[Stored data]
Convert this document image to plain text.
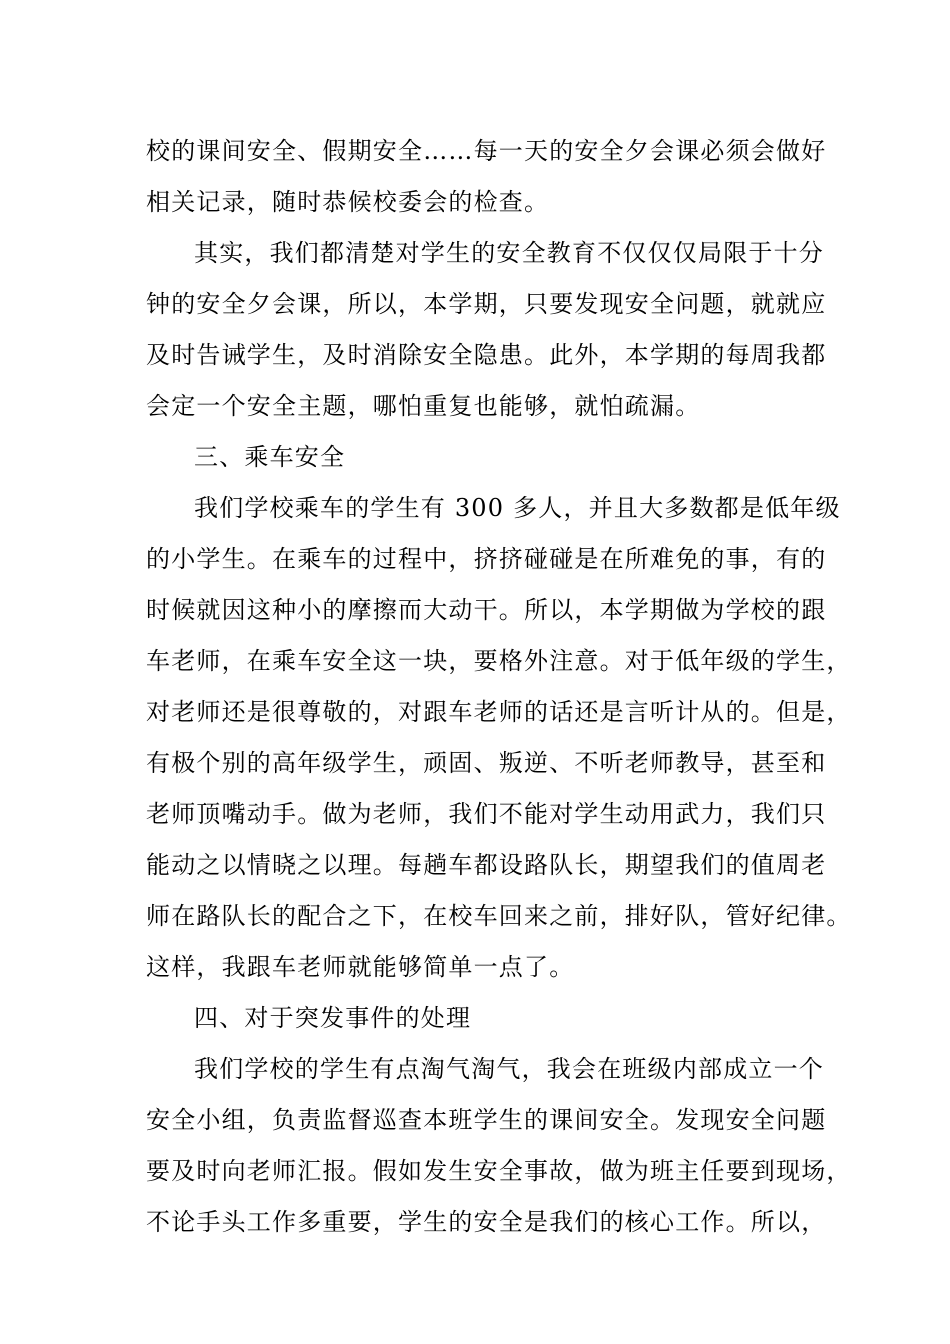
校的课间安全、假期安全……每一天的安全夕会课必须会做好
相关记录，随时恭候校委会的检查。
其实，我们都清楚对学生的安全教育不仅仅仅局限于十分
钟的安全夕会课，所以，本学期，只要发现安全问题，就就应
及时告诫学生，及时消除安全隐患。此外，本学期的每周我都
会定一个安全主题，哪怕重复也能够，就怕疏漏。
三、乘车安全
我们学校乘车的学生有 300 多人，并且大多数都是低年级
的小学生。在乘车的过程中，挤挤碰碰是在所难免的事，有的
时候就因这种小的摩擦而大动干。所以，本学期做为学校的跟
车老师，在乘车安全这一块，要格外注意。对于低年级的学生，
对老师还是很尊敬的，对跟车老师的话还是言听计从的。但是，
有极个别的高年级学生，顽固、叛逆、不听老师教导，甚至和
老师顶嘴动手。做为老师，我们不能对学生动用武力，我们只
能动之以情晓之以理。每趟车都设路队长，期望我们的值周老
师在路队长的配合之下，在校车回来之前，排好队，管好纪律。
这样，我跟车老师就能够简单一点了。
四、对于突发事件的处理
我们学校的学生有点淘气淘气，我会在班级内部成立一个
安全小组，负责监督巡查本班学生的课间安全。发现安全问题
要及时向老师汇报。假如发生安全事故，做为班主任要到现场，
不论手头工作多重要，学生的安全是我们的核心工作。所以，
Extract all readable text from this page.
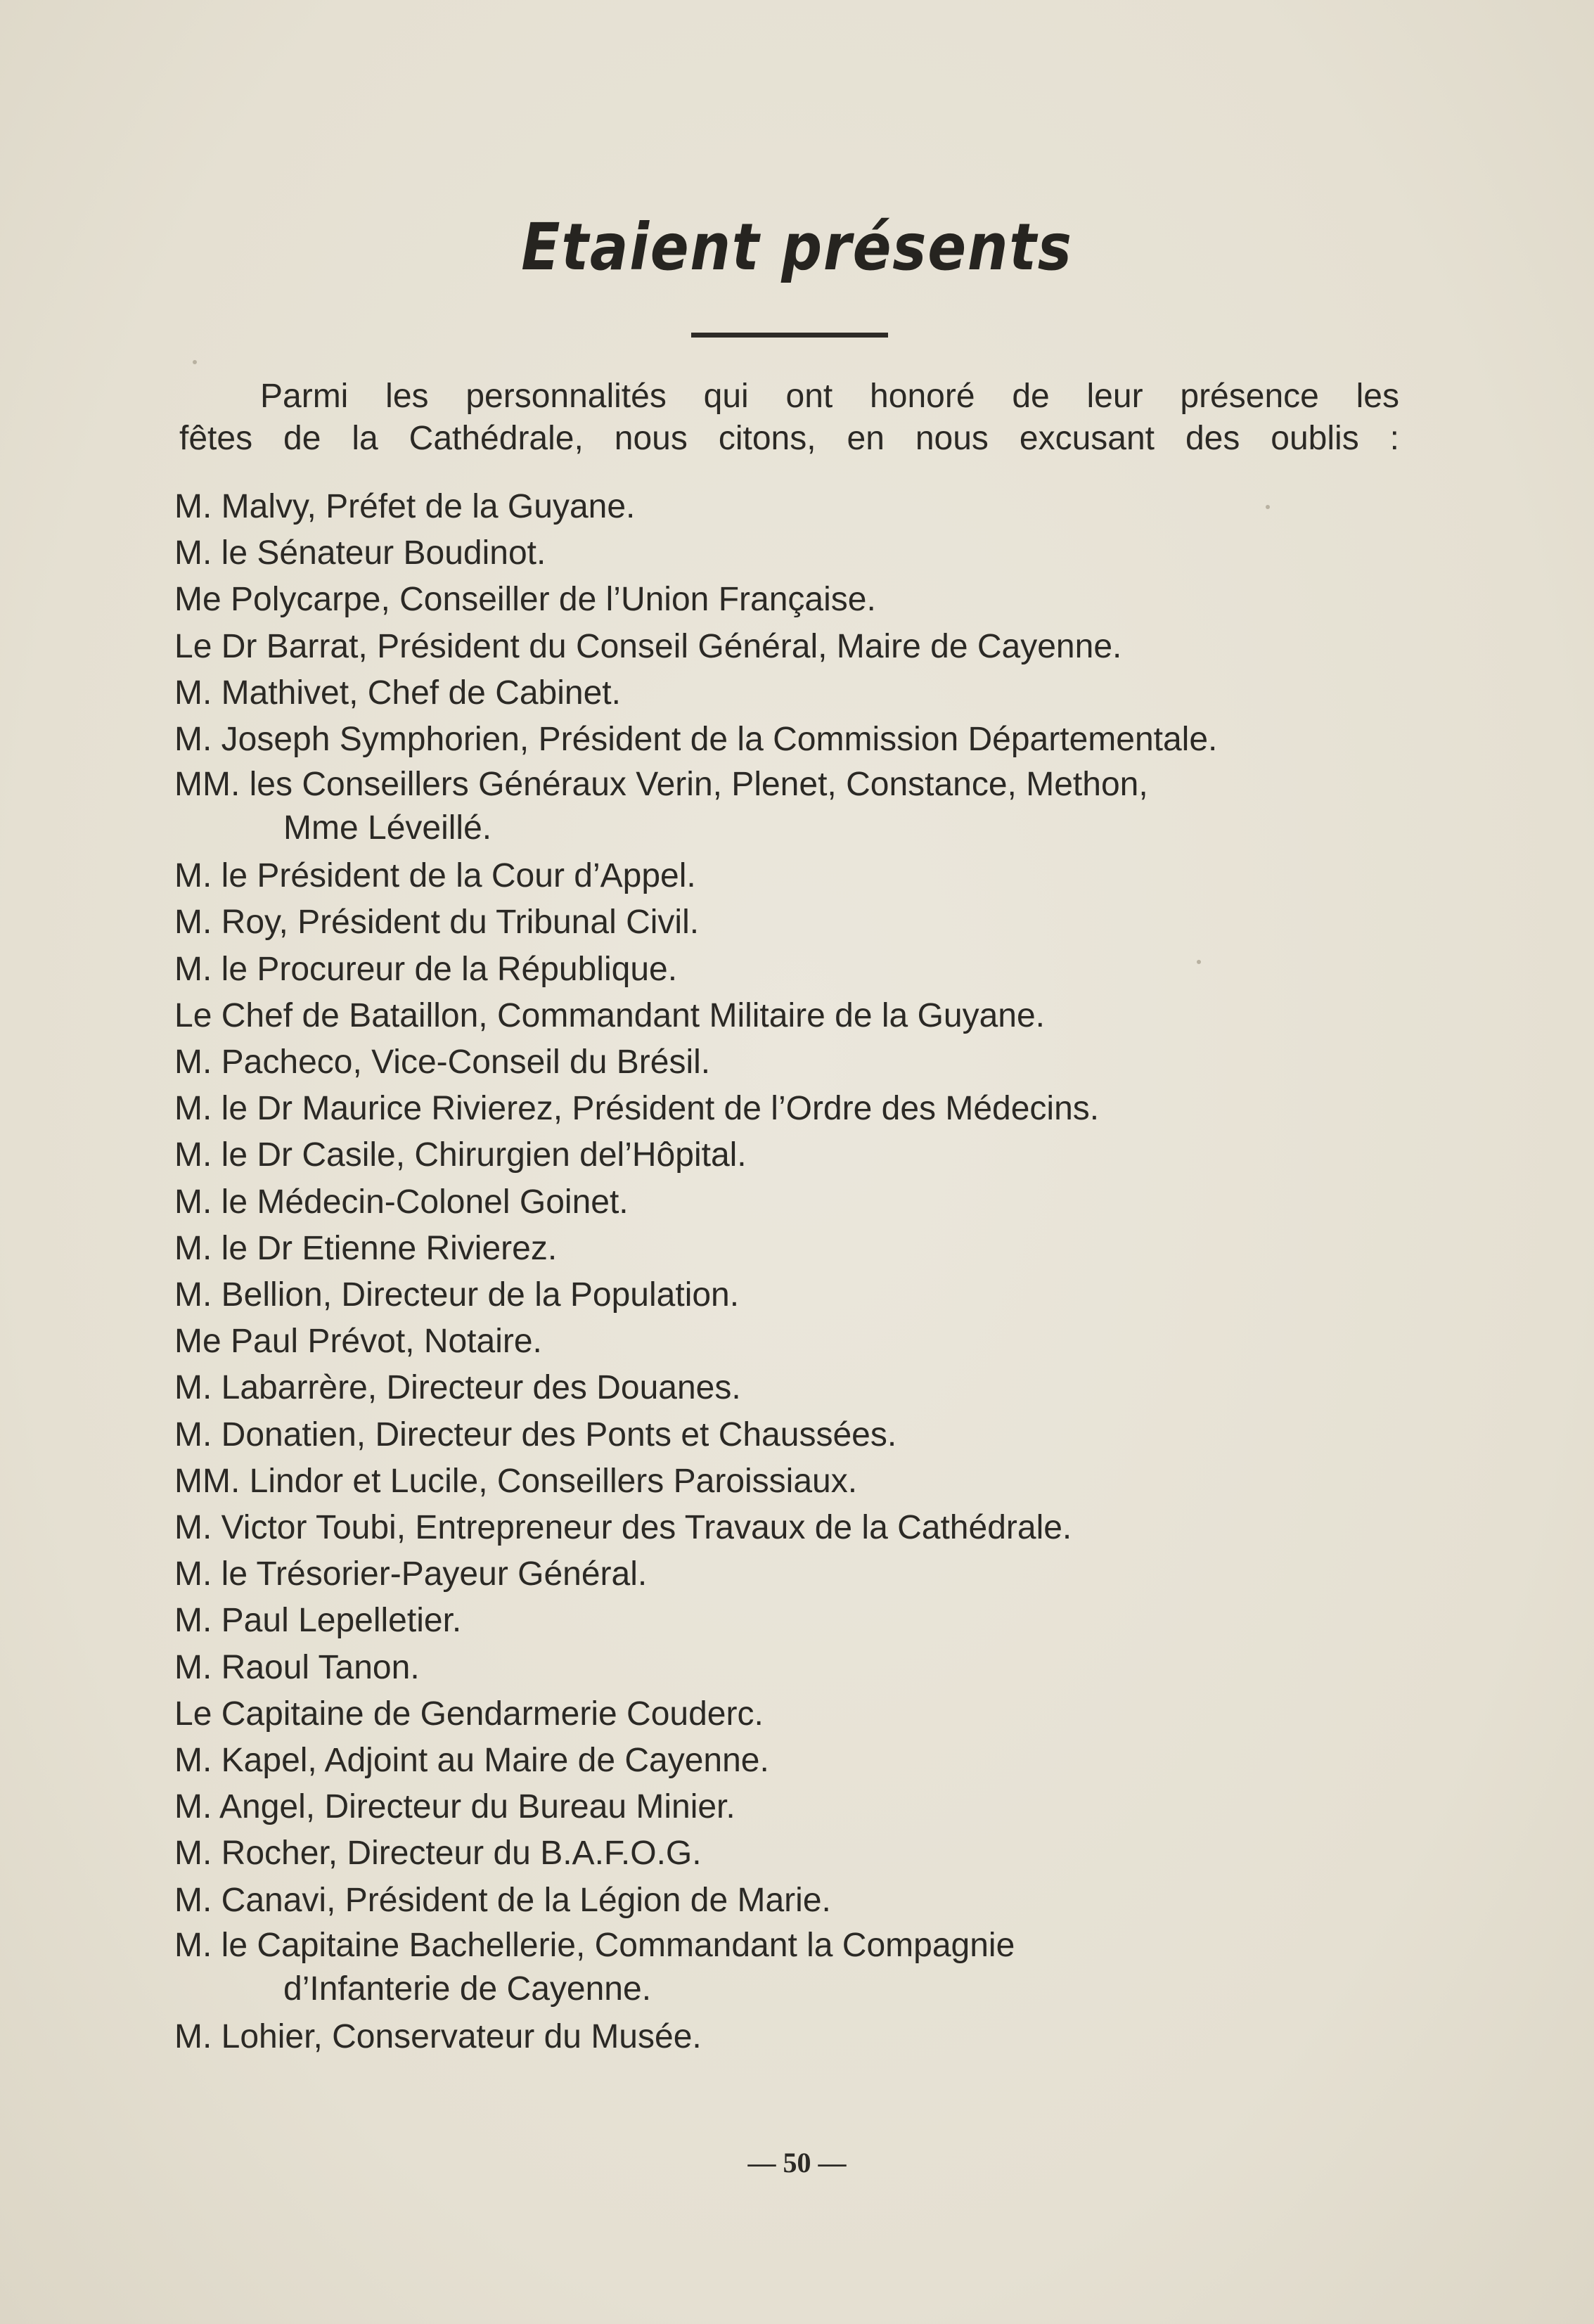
Etaient présents
Parmi les personnalités qui ont honoré de leur présence les
fêtes de la Cathédrale, nous citons, en nous excusant des oublis :
M. Malvy, Préfet de la Guyane.
M. le Sénateur Boudinot.
Me Polycarpe, Conseiller de l’Union Française.
Le Dr Barrat, Président du Conseil Général, Maire de Cayenne.
M. Mathivet, Chef de Cabinet.
M. Joseph Symphorien, Président de la Commission Départementale.
MM. les Conseillers Généraux Verin, Plenet, Constance, Methon,
Mme Léveillé.
M. le Président de la Cour d’Appel.
M. Roy, Président du Tribunal Civil.
M. le Procureur de la République.
Le Chef de Bataillon, Commandant Militaire de la Guyane.
M. Pacheco, Vice-Conseil du Brésil.
M. le Dr Maurice Rivierez, Président de l’Ordre des Médecins.
M. le Dr Casile, Chirurgien del’Hôpital.
M. le Médecin-Colonel Goinet.
M. le Dr Etienne Rivierez.
M. Bellion, Directeur de la Population.
Me Paul Prévot, Notaire.
M. Labarrère, Directeur des Douanes.
M. Donatien, Directeur des Ponts et Chaussées.
MM. Lindor et Lucile, Conseillers Paroissiaux.
M. Victor Toubi, Entrepreneur des Travaux de la Cathédrale.
M. le Trésorier-Payeur Général.
M. Paul Lepelletier.
M. Raoul Tanon.
Le Capitaine de Gendarmerie Couderc.
M. Kapel, Adjoint au Maire de Cayenne.
M. Angel, Directeur du Bureau Minier.
M. Rocher, Directeur du B.A.F.O.G.
M. Canavi, Président de la Légion de Marie.
M. le Capitaine Bachellerie, Commandant la Compagnie
d’Infanterie de Cayenne.
M. Lohier, Conservateur du Musée.
— 50 —
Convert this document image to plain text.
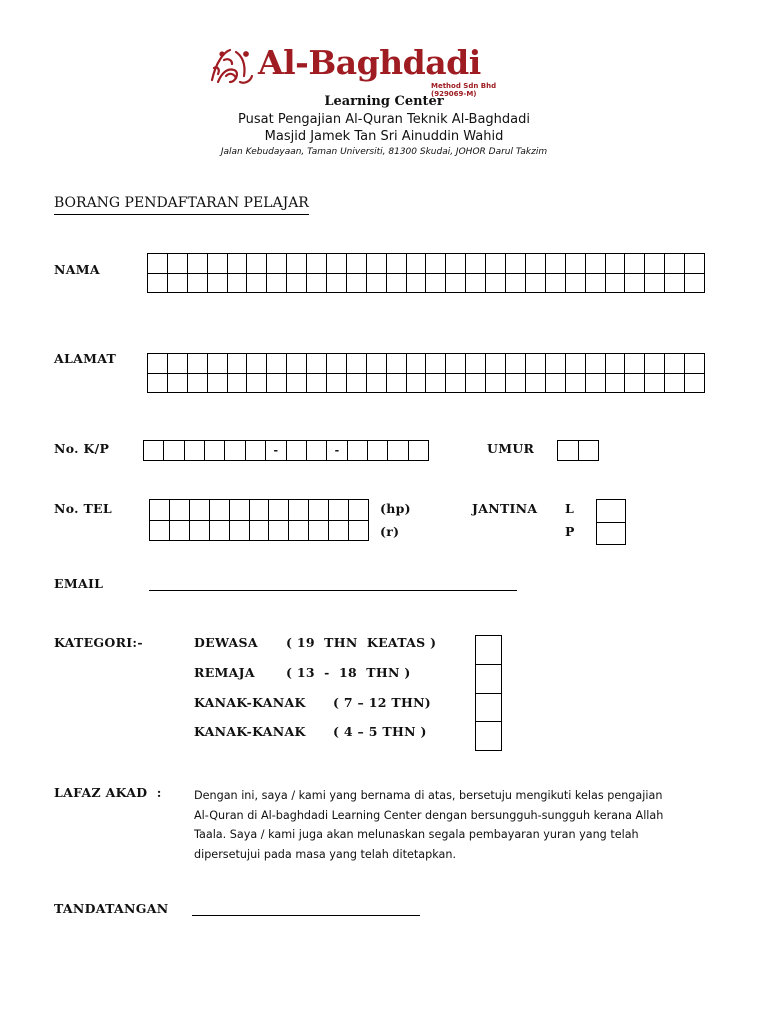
Al-Baghdadi
Method Sdn Bhd (929069-M)
Learning Center
Pusat Pengajian Al-Quran Teknik Al-Baghdadi
Masjid Jamek Tan Sri Ainuddin Wahid
Jalan Kebudayaan, Taman Universiti, 81300 Skudai, JOHOR Darul Takzim
BORANG PENDAFTARAN PELAJAR
NAMA
ALAMAT
No. K/P	-	-	UMUR
No. TEL	(hp)
(r)
JANTINA L
P
EMAIL
KATEGORI:-	DEWASA ( 19  THN  KEATAS )
REMAJA ( 13  -  18  THN )
KANAK-KANAK ( 7 – 12 THN)
KANAK-KANAK ( 4 – 5 THN )
LAFAZ AKAD  :	Dengan ini, saya / kami yang bernama di atas, bersetuju mengikuti kelas pengajian
Al-Quran di Al-baghdadi Learning Center dengan bersungguh-sungguh kerana Allah
Taala. Saya / kami juga akan melunaskan segala pembayaran yuran yang telah
dipersetujui pada masa yang telah ditetapkan.
TANDATANGAN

[Short task]
Reproduce the whole listing word for word, setting aside any pictures.

[Expected output]
Convert this document image to plain text.
校的课间安全、假期安全……每一天的安全夕会课必须会做好
相关记录，随时恭候校委会的检查。
其实，我们都清楚对学生的安全教育不仅仅仅局限于十分
钟的安全夕会课，所以，本学期，只要发现安全问题，就就应
及时告诫学生，及时消除安全隐患。此外，本学期的每周我都
会定一个安全主题，哪怕重复也能够，就怕疏漏。
三、乘车安全
我们学校乘车的学生有 300 多人，并且大多数都是低年级
的小学生。在乘车的过程中，挤挤碰碰是在所难免的事，有的
时候就因这种小的摩擦而大动干。所以，本学期做为学校的跟
车老师，在乘车安全这一块，要格外注意。对于低年级的学生，
对老师还是很尊敬的，对跟车老师的话还是言听计从的。但是，
有极个别的高年级学生，顽固、叛逆、不听老师教导，甚至和
老师顶嘴动手。做为老师，我们不能对学生动用武力，我们只
能动之以情晓之以理。每趟车都设路队长，期望我们的值周老
师在路队长的配合之下，在校车回来之前，排好队，管好纪律。
这样，我跟车老师就能够简单一点了。
四、对于突发事件的处理
我们学校的学生有点淘气淘气，我会在班级内部成立一个
安全小组，负责监督巡查本班学生的课间安全。发现安全问题
要及时向老师汇报。假如发生安全事故，做为班主任要到现场，
不论手头工作多重要，学生的安全是我们的核心工作。所以，
Extract all readable text from this page.
Etaient présents
Parmi les personnalités qui ont honoré de leur présence les
fêtes de la Cathédrale, nous citons, en nous excusant des oublis :
M. Malvy, Préfet de la Guyane.
M. le Sénateur Boudinot.
Me Polycarpe, Conseiller de l’Union Française.
Le Dr Barrat, Président du Conseil Général, Maire de Cayenne.
M. Mathivet, Chef de Cabinet.
M. Joseph Symphorien, Président de la Commission Départementale.
MM. les Conseillers Généraux Verin, Plenet, Constance, Methon,
Mme Léveillé.
M. le Président de la Cour d’Appel.
M. Roy, Président du Tribunal Civil.
M. le Procureur de la République.
Le Chef de Bataillon, Commandant Militaire de la Guyane.
M. Pacheco, Vice-Conseil du Brésil.
M. le Dr Maurice Rivierez, Président de l’Ordre des Médecins.
M. le Dr Casile, Chirurgien del’Hôpital.
M. le Médecin-Colonel Goinet.
M. le Dr Etienne Rivierez.
M. Bellion, Directeur de la Population.
Me Paul Prévot, Notaire.
M. Labarrère, Directeur des Douanes.
M. Donatien, Directeur des Ponts et Chaussées.
MM. Lindor et Lucile, Conseillers Paroissiaux.
M. Victor Toubi, Entrepreneur des Travaux de la Cathédrale.
M. le Trésorier-Payeur Général.
M. Paul Lepelletier.
M. Raoul Tanon.
Le Capitaine de Gendarmerie Couderc.
M. Kapel, Adjoint au Maire de Cayenne.
M. Angel, Directeur du Bureau Minier.
M. Rocher, Directeur du B.A.F.O.G.
M. Canavi, Président de la Légion de Marie.
M. le Capitaine Bachellerie, Commandant la Compagnie
d’Infanterie de Cayenne.
M. Lohier, Conservateur du Musée.
— 50 —
Convert this document image to plain text.
Al-Baghdadi
Method Sdn Bhd (929069-M)
Learning Center
Pusat Pengajian Al-Quran Teknik Al-Baghdadi
Masjid Jamek Tan Sri Ainuddin Wahid
Jalan Kebudayaan, Taman Universiti, 81300 Skudai, JOHOR Darul Takzim
BORANG PENDAFTARAN PELAJAR
NAMA
ALAMAT
No. K/P	-	-	UMUR
No. TEL	(hp)
(r)
JANTINA L
P
EMAIL
KATEGORI:-	DEWASA ( 19  THN  KEATAS )
REMAJA ( 13  -  18  THN )
KANAK-KANAK ( 7 – 12 THN)
KANAK-KANAK ( 4 – 5 THN )
LAFAZ AKAD  :	Dengan ini, saya / kami yang bernama di atas, bersetuju mengikuti kelas pengajian
Al-Quran di Al-baghdadi Learning Center dengan bersungguh-sungguh kerana Allah
Taala. Saya / kami juga akan melunaskan segala pembayaran yuran yang telah
dipersetujui pada masa yang telah ditetapkan.
TANDATANGAN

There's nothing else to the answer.